--- start ---
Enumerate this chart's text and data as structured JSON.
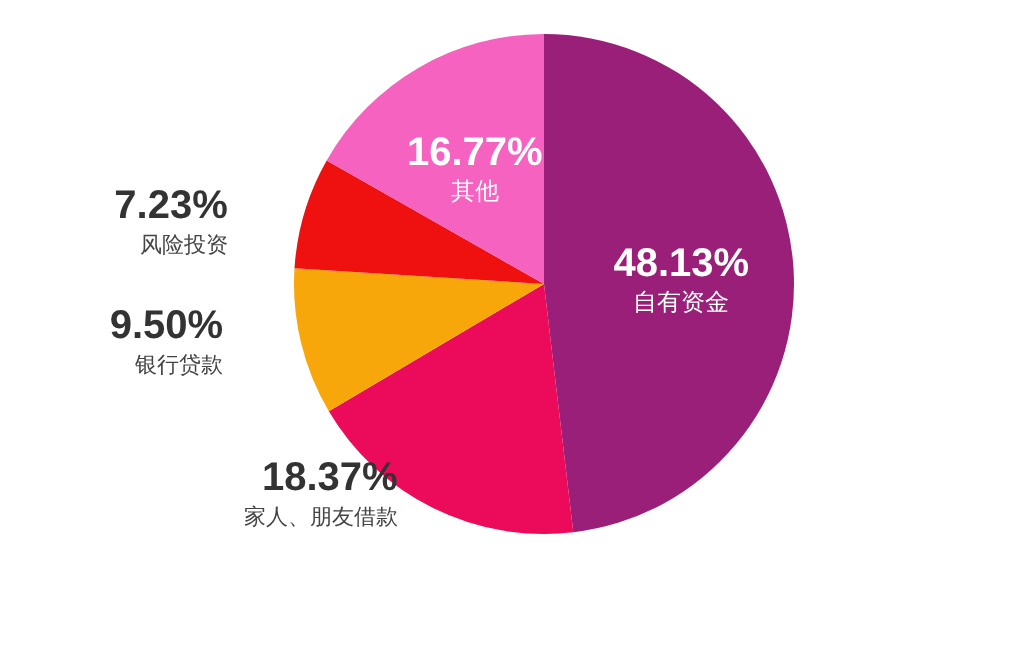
{
  "chart_data": {
    "type": "pie",
    "categories": [
      "自有资金",
      "家人、朋友借款",
      "银行贷款",
      "风险投资",
      "其他"
    ],
    "values": [
      48.13,
      18.37,
      9.5,
      7.23,
      16.77
    ],
    "colors": [
      "#9a1f78",
      "#ec0a5a",
      "#f7a70a",
      "#ef1010",
      "#f562c0"
    ],
    "value_labels": [
      "48.13%",
      "18.37%",
      "9.50%",
      "7.23%",
      "16.77%"
    ],
    "legend": false
  }
}
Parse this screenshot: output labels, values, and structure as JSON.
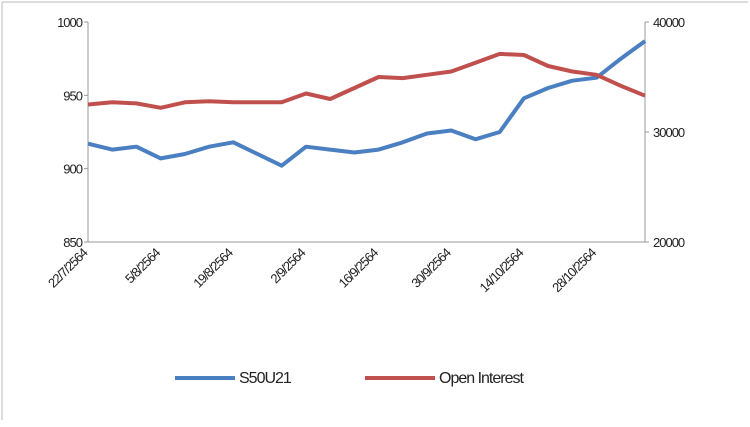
{
  "chart_data": {
    "type": "line",
    "categories": [
      "22/7/2564",
      null,
      null,
      "5/8/2564",
      null,
      null,
      "19/8/2564",
      null,
      null,
      "2/9/2564",
      null,
      null,
      "16/9/2564",
      null,
      null,
      "30/9/2564",
      null,
      null,
      "14/10/2564",
      null,
      null,
      "28/10/2564",
      null,
      null
    ],
    "series": [
      {
        "name": "S50U21",
        "color": "#4a7fc1",
        "values": [
          917,
          913,
          915,
          907,
          910,
          915,
          918,
          910,
          902,
          915,
          913,
          911,
          913,
          918,
          924,
          926,
          920,
          925,
          948,
          955,
          960,
          962,
          975,
          987
        ]
      },
      {
        "name": "Open Interest",
        "color": "#c0504d",
        "axis": "y2",
        "values": [
          32500,
          32700,
          32600,
          32200,
          32700,
          32800,
          32700,
          32700,
          32700,
          33500,
          33000,
          34000,
          35000,
          34900,
          35200,
          35500,
          36300,
          37100,
          37000,
          36000,
          35500,
          35200,
          34200,
          33300
        ]
      }
    ],
    "ylim": [
      850,
      1000
    ],
    "yticks": [
      850,
      900,
      950,
      1000
    ],
    "y2lim": [
      20000,
      40000
    ],
    "y2ticks": [
      20000,
      30000,
      40000
    ],
    "grid": false,
    "legend": "bottom"
  }
}
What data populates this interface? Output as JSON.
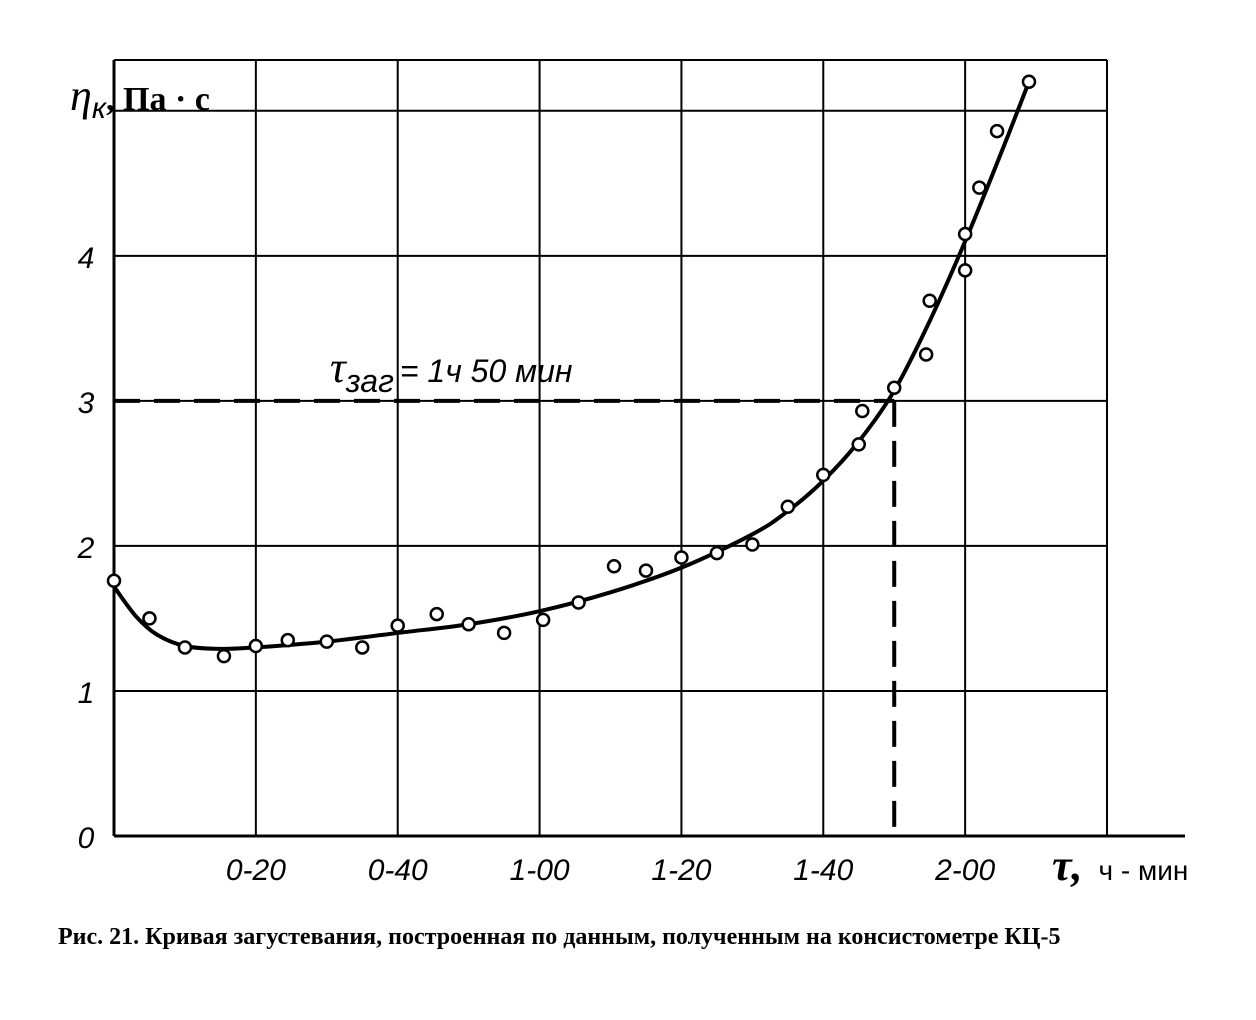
{
  "chart_data": {
    "type": "scatter",
    "ylabel_symbol": "η",
    "ylabel_sub": "к",
    "ylabel_unit": ", Па · с",
    "xlabel_symbol": "τ,",
    "xlabel_unit": "ч - мин",
    "y_ticks": [
      "0",
      "1",
      "2",
      "3",
      "4"
    ],
    "x_ticks": [
      "0-20",
      "0-40",
      "1-00",
      "1-20",
      "1-40",
      "2-00"
    ],
    "xlim_min": [
      0,
      140
    ],
    "ylim": [
      0,
      5.35
    ],
    "grid": true,
    "annotation_symbol": "τ",
    "annotation_sub": "заг",
    "annotation_text": "= 1ч 50 мин",
    "threshold": {
      "x_min": 110,
      "y": 3
    },
    "points": [
      {
        "x": 0,
        "y": 1.76
      },
      {
        "x": 5,
        "y": 1.5
      },
      {
        "x": 10,
        "y": 1.3
      },
      {
        "x": 15.5,
        "y": 1.24
      },
      {
        "x": 20,
        "y": 1.31
      },
      {
        "x": 24.5,
        "y": 1.35
      },
      {
        "x": 30,
        "y": 1.34
      },
      {
        "x": 35,
        "y": 1.3
      },
      {
        "x": 40,
        "y": 1.45
      },
      {
        "x": 45.5,
        "y": 1.53
      },
      {
        "x": 50,
        "y": 1.46
      },
      {
        "x": 55,
        "y": 1.4
      },
      {
        "x": 60.5,
        "y": 1.49
      },
      {
        "x": 65.5,
        "y": 1.61
      },
      {
        "x": 70.5,
        "y": 1.86
      },
      {
        "x": 75,
        "y": 1.83
      },
      {
        "x": 80,
        "y": 1.92
      },
      {
        "x": 85,
        "y": 1.95
      },
      {
        "x": 90,
        "y": 2.01
      },
      {
        "x": 95,
        "y": 2.27
      },
      {
        "x": 100,
        "y": 2.49
      },
      {
        "x": 105,
        "y": 2.7
      },
      {
        "x": 105.5,
        "y": 2.93
      },
      {
        "x": 110,
        "y": 3.09
      },
      {
        "x": 114.5,
        "y": 3.32
      },
      {
        "x": 115,
        "y": 3.69
      },
      {
        "x": 120,
        "y": 4.15
      },
      {
        "x": 120,
        "y": 3.9
      },
      {
        "x": 122,
        "y": 4.47
      },
      {
        "x": 124.5,
        "y": 4.86
      },
      {
        "x": 129,
        "y": 5.2
      }
    ],
    "curve": [
      {
        "x": 0,
        "y": 1.72
      },
      {
        "x": 3,
        "y": 1.52
      },
      {
        "x": 6,
        "y": 1.39
      },
      {
        "x": 10,
        "y": 1.31
      },
      {
        "x": 15,
        "y": 1.29
      },
      {
        "x": 20,
        "y": 1.3
      },
      {
        "x": 30,
        "y": 1.34
      },
      {
        "x": 40,
        "y": 1.4
      },
      {
        "x": 50,
        "y": 1.46
      },
      {
        "x": 60,
        "y": 1.55
      },
      {
        "x": 70,
        "y": 1.68
      },
      {
        "x": 80,
        "y": 1.85
      },
      {
        "x": 90,
        "y": 2.08
      },
      {
        "x": 95,
        "y": 2.24
      },
      {
        "x": 100,
        "y": 2.45
      },
      {
        "x": 105,
        "y": 2.72
      },
      {
        "x": 110,
        "y": 3.07
      },
      {
        "x": 115,
        "y": 3.55
      },
      {
        "x": 120,
        "y": 4.1
      },
      {
        "x": 125,
        "y": 4.7
      },
      {
        "x": 129,
        "y": 5.2
      }
    ]
  },
  "caption": "Рис. 21. Кривая загустевания, построенная по данным, полученным на консистометре КЦ-5"
}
--- end ---
*JOB*: Without the images, write out each line of the data verbatim.

*RESULT*:
Enumerate this chart's text and data as structured JSON.
{
  "chart_data": {
    "type": "pie",
    "categories": [
      "自有资金",
      "家人、朋友借款",
      "银行贷款",
      "风险投资",
      "其他"
    ],
    "values": [
      48.13,
      18.37,
      9.5,
      7.23,
      16.77
    ],
    "colors": [
      "#9a1f78",
      "#ec0a5a",
      "#f7a70a",
      "#ef1010",
      "#f562c0"
    ],
    "value_labels": [
      "48.13%",
      "18.37%",
      "9.50%",
      "7.23%",
      "16.77%"
    ],
    "legend": false
  }
}
Parse this screenshot: output labels, values, and structure as JSON.
{
  "chart_data": {
    "type": "line",
    "categories": [
      "22/7/2564",
      null,
      null,
      "5/8/2564",
      null,
      null,
      "19/8/2564",
      null,
      null,
      "2/9/2564",
      null,
      null,
      "16/9/2564",
      null,
      null,
      "30/9/2564",
      null,
      null,
      "14/10/2564",
      null,
      null,
      "28/10/2564",
      null,
      null
    ],
    "series": [
      {
        "name": "S50U21",
        "color": "#4a7fc1",
        "values": [
          917,
          913,
          915,
          907,
          910,
          915,
          918,
          910,
          902,
          915,
          913,
          911,
          913,
          918,
          924,
          926,
          920,
          925,
          948,
          955,
          960,
          962,
          975,
          987
        ]
      },
      {
        "name": "Open Interest",
        "color": "#c0504d",
        "axis": "y2",
        "values": [
          32500,
          32700,
          32600,
          32200,
          32700,
          32800,
          32700,
          32700,
          32700,
          33500,
          33000,
          34000,
          35000,
          34900,
          35200,
          35500,
          36300,
          37100,
          37000,
          36000,
          35500,
          35200,
          34200,
          33300
        ]
      }
    ],
    "ylim": [
      850,
      1000
    ],
    "yticks": [
      850,
      900,
      950,
      1000
    ],
    "y2lim": [
      20000,
      40000
    ],
    "y2ticks": [
      20000,
      30000,
      40000
    ],
    "grid": false,
    "legend": "bottom"
  }
}
What data populates this interface? Output as JSON.
{
  "chart_data": {
    "type": "scatter",
    "ylabel_symbol": "η",
    "ylabel_sub": "к",
    "ylabel_unit": ", Па · с",
    "xlabel_symbol": "τ,",
    "xlabel_unit": "ч - мин",
    "y_ticks": [
      "0",
      "1",
      "2",
      "3",
      "4"
    ],
    "x_ticks": [
      "0-20",
      "0-40",
      "1-00",
      "1-20",
      "1-40",
      "2-00"
    ],
    "xlim_min": [
      0,
      140
    ],
    "ylim": [
      0,
      5.35
    ],
    "grid": true,
    "annotation_symbol": "τ",
    "annotation_sub": "заг",
    "annotation_text": "= 1ч 50 мин",
    "threshold": {
      "x_min": 110,
      "y": 3
    },
    "points": [
      {
        "x": 0,
        "y": 1.76
      },
      {
        "x": 5,
        "y": 1.5
      },
      {
        "x": 10,
        "y": 1.3
      },
      {
        "x": 15.5,
        "y": 1.24
      },
      {
        "x": 20,
        "y": 1.31
      },
      {
        "x": 24.5,
        "y": 1.35
      },
      {
        "x": 30,
        "y": 1.34
      },
      {
        "x": 35,
        "y": 1.3
      },
      {
        "x": 40,
        "y": 1.45
      },
      {
        "x": 45.5,
        "y": 1.53
      },
      {
        "x": 50,
        "y": 1.46
      },
      {
        "x": 55,
        "y": 1.4
      },
      {
        "x": 60.5,
        "y": 1.49
      },
      {
        "x": 65.5,
        "y": 1.61
      },
      {
        "x": 70.5,
        "y": 1.86
      },
      {
        "x": 75,
        "y": 1.83
      },
      {
        "x": 80,
        "y": 1.92
      },
      {
        "x": 85,
        "y": 1.95
      },
      {
        "x": 90,
        "y": 2.01
      },
      {
        "x": 95,
        "y": 2.27
      },
      {
        "x": 100,
        "y": 2.49
      },
      {
        "x": 105,
        "y": 2.7
      },
      {
        "x": 105.5,
        "y": 2.93
      },
      {
        "x": 110,
        "y": 3.09
      },
      {
        "x": 114.5,
        "y": 3.32
      },
      {
        "x": 115,
        "y": 3.69
      },
      {
        "x": 120,
        "y": 4.15
      },
      {
        "x": 120,
        "y": 3.9
      },
      {
        "x": 122,
        "y": 4.47
      },
      {
        "x": 124.5,
        "y": 4.86
      },
      {
        "x": 129,
        "y": 5.2
      }
    ],
    "curve": [
      {
        "x": 0,
        "y": 1.72
      },
      {
        "x": 3,
        "y": 1.52
      },
      {
        "x": 6,
        "y": 1.39
      },
      {
        "x": 10,
        "y": 1.31
      },
      {
        "x": 15,
        "y": 1.29
      },
      {
        "x": 20,
        "y": 1.3
      },
      {
        "x": 30,
        "y": 1.34
      },
      {
        "x": 40,
        "y": 1.4
      },
      {
        "x": 50,
        "y": 1.46
      },
      {
        "x": 60,
        "y": 1.55
      },
      {
        "x": 70,
        "y": 1.68
      },
      {
        "x": 80,
        "y": 1.85
      },
      {
        "x": 90,
        "y": 2.08
      },
      {
        "x": 95,
        "y": 2.24
      },
      {
        "x": 100,
        "y": 2.45
      },
      {
        "x": 105,
        "y": 2.72
      },
      {
        "x": 110,
        "y": 3.07
      },
      {
        "x": 115,
        "y": 3.55
      },
      {
        "x": 120,
        "y": 4.1
      },
      {
        "x": 125,
        "y": 4.7
      },
      {
        "x": 129,
        "y": 5.2
      }
    ]
  },
  "caption": "Рис. 21. Кривая загустевания, построенная по данным, полученным на консистометре КЦ-5"
}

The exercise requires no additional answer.